▶ Work to do
Where a line holds the word "icon", copy that line.

▶ Extracted records
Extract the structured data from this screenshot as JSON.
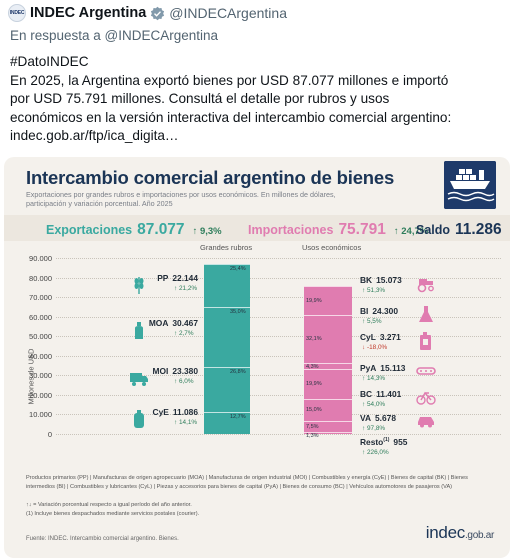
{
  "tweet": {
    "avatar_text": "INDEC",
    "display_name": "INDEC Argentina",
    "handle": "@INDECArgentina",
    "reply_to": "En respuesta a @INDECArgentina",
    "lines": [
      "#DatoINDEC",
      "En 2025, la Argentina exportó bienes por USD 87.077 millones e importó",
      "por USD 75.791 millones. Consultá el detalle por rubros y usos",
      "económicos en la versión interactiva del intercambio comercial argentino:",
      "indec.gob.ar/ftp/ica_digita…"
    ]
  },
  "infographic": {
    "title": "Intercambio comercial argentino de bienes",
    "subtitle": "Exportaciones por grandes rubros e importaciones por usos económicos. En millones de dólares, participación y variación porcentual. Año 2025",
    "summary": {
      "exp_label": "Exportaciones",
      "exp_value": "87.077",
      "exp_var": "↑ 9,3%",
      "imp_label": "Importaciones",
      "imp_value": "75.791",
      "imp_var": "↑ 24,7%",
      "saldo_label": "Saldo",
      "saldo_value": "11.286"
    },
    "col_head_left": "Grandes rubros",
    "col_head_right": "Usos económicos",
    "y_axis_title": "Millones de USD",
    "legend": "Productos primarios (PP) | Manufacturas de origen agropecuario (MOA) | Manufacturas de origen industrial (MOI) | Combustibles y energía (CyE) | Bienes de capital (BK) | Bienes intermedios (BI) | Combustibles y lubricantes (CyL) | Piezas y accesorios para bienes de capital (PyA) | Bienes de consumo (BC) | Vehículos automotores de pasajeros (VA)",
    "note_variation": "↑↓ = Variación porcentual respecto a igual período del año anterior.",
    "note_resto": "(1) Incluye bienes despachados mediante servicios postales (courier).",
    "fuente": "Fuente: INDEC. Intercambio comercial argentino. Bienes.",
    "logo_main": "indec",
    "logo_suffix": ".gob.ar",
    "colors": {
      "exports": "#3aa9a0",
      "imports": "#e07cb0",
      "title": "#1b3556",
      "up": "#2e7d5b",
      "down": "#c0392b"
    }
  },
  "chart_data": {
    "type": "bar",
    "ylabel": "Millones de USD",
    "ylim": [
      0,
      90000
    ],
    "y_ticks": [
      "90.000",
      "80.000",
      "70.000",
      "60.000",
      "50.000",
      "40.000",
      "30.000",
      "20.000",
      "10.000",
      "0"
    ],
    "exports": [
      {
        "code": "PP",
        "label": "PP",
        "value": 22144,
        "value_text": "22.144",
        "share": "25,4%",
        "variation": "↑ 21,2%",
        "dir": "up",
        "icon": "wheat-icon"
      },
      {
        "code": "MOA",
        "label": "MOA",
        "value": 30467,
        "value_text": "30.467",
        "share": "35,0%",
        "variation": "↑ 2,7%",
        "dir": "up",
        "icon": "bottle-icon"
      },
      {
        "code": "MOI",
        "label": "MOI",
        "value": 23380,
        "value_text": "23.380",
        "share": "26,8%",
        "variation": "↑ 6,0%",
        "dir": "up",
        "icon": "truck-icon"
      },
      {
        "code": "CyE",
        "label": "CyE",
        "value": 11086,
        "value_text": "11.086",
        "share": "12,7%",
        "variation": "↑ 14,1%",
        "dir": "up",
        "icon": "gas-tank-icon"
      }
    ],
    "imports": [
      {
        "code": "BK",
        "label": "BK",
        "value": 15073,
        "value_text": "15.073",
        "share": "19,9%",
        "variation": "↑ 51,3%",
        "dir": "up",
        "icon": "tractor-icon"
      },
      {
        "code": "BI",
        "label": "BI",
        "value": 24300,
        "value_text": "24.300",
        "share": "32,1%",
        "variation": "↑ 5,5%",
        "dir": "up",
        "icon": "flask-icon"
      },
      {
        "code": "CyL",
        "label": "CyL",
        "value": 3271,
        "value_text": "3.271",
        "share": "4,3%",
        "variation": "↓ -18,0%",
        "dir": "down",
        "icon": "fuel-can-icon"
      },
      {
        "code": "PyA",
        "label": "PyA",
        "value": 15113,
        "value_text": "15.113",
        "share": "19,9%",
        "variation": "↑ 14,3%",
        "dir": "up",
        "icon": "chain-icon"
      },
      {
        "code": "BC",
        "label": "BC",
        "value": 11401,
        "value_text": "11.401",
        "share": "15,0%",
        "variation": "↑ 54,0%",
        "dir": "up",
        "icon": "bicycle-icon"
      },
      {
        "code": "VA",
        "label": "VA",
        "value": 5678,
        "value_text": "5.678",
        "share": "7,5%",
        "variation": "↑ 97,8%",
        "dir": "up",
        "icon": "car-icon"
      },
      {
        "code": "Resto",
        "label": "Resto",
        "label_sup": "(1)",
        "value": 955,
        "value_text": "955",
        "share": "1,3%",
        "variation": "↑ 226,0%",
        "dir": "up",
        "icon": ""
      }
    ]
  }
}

--

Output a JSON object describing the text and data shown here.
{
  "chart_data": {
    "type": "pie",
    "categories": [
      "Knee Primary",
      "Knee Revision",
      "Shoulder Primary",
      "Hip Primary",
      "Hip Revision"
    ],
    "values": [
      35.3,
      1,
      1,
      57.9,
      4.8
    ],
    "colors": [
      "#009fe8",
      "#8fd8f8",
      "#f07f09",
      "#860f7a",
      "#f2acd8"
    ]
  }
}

▶ Task answer
        "icon": "wheat-icon"
        "icon": "bottle-icon"
        "icon": "truck-icon"
        "icon": "gas-tank-icon"
        "icon": "tractor-icon"
        "icon": "flask-icon"
        "icon": "fuel-can-icon"
        "icon": "chain-icon"
        "icon": "bicycle-icon"
        "icon": "car-icon"
        "icon": ""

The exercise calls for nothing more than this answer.